-- EXTRACTED MATERIAL --
-=-=-=-=-
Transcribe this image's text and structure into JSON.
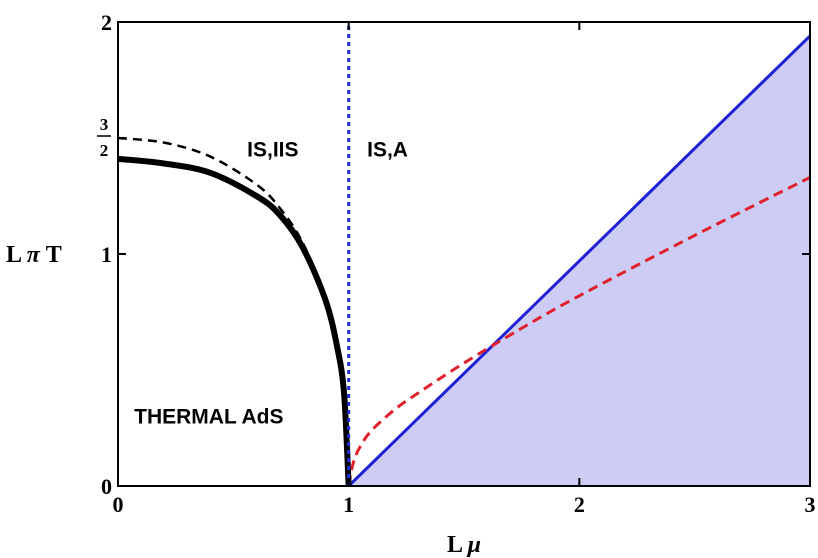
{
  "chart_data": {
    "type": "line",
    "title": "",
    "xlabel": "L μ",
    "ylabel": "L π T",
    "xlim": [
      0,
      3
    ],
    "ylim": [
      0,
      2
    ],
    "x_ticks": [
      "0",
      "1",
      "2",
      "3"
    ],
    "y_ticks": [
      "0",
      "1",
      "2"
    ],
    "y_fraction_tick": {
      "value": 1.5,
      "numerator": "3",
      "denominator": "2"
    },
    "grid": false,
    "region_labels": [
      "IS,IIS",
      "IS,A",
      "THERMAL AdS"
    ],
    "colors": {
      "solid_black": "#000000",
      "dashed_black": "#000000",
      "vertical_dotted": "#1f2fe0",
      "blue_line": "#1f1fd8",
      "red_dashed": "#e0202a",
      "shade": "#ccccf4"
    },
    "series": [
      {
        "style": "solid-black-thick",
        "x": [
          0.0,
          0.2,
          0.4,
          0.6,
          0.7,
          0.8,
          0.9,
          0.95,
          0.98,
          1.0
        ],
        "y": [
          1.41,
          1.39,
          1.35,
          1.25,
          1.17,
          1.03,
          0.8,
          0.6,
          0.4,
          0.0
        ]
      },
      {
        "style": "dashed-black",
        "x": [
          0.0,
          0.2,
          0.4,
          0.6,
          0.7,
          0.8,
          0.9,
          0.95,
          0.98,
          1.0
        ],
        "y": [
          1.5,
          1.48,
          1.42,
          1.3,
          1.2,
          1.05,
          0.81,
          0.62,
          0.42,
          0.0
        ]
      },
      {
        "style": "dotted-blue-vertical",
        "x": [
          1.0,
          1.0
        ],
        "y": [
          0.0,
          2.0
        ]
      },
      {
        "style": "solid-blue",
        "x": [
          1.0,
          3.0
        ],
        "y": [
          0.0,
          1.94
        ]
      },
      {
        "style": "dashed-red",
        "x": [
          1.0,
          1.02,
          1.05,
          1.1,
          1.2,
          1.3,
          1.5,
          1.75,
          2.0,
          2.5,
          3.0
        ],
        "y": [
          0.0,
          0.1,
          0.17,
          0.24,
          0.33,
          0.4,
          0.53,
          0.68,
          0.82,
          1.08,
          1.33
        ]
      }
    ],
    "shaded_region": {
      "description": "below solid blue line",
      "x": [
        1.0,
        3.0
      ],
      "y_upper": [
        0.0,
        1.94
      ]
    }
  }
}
-=-=-=-=-
-- PROBLEM REQUIREMENTS --
Quote in full the listing given above; the images are to be left out.

-- RESULT OF THE TASK --
Transcribe this image's text and structure into JSON.
{
  "chart_data": {
    "type": "line",
    "title": "",
    "xlabel": "L μ",
    "ylabel": "L π T",
    "xlim": [
      0,
      3
    ],
    "ylim": [
      0,
      2
    ],
    "x_ticks": [
      "0",
      "1",
      "2",
      "3"
    ],
    "y_ticks": [
      "0",
      "1",
      "2"
    ],
    "y_fraction_tick": {
      "value": 1.5,
      "numerator": "3",
      "denominator": "2"
    },
    "grid": false,
    "region_labels": [
      "IS,IIS",
      "IS,A",
      "THERMAL AdS"
    ],
    "colors": {
      "solid_black": "#000000",
      "dashed_black": "#000000",
      "vertical_dotted": "#1f2fe0",
      "blue_line": "#1f1fd8",
      "red_dashed": "#e0202a",
      "shade": "#ccccf4"
    },
    "series": [
      {
        "style": "solid-black-thick",
        "x": [
          0.0,
          0.2,
          0.4,
          0.6,
          0.7,
          0.8,
          0.9,
          0.95,
          0.98,
          1.0
        ],
        "y": [
          1.41,
          1.39,
          1.35,
          1.25,
          1.17,
          1.03,
          0.8,
          0.6,
          0.4,
          0.0
        ]
      },
      {
        "style": "dashed-black",
        "x": [
          0.0,
          0.2,
          0.4,
          0.6,
          0.7,
          0.8,
          0.9,
          0.95,
          0.98,
          1.0
        ],
        "y": [
          1.5,
          1.48,
          1.42,
          1.3,
          1.2,
          1.05,
          0.81,
          0.62,
          0.42,
          0.0
        ]
      },
      {
        "style": "dotted-blue-vertical",
        "x": [
          1.0,
          1.0
        ],
        "y": [
          0.0,
          2.0
        ]
      },
      {
        "style": "solid-blue",
        "x": [
          1.0,
          3.0
        ],
        "y": [
          0.0,
          1.94
        ]
      },
      {
        "style": "dashed-red",
        "x": [
          1.0,
          1.02,
          1.05,
          1.1,
          1.2,
          1.3,
          1.5,
          1.75,
          2.0,
          2.5,
          3.0
        ],
        "y": [
          0.0,
          0.1,
          0.17,
          0.24,
          0.33,
          0.4,
          0.53,
          0.68,
          0.82,
          1.08,
          1.33
        ]
      }
    ],
    "shaded_region": {
      "description": "below solid blue line",
      "x": [
        1.0,
        3.0
      ],
      "y_upper": [
        0.0,
        1.94
      ]
    }
  }
}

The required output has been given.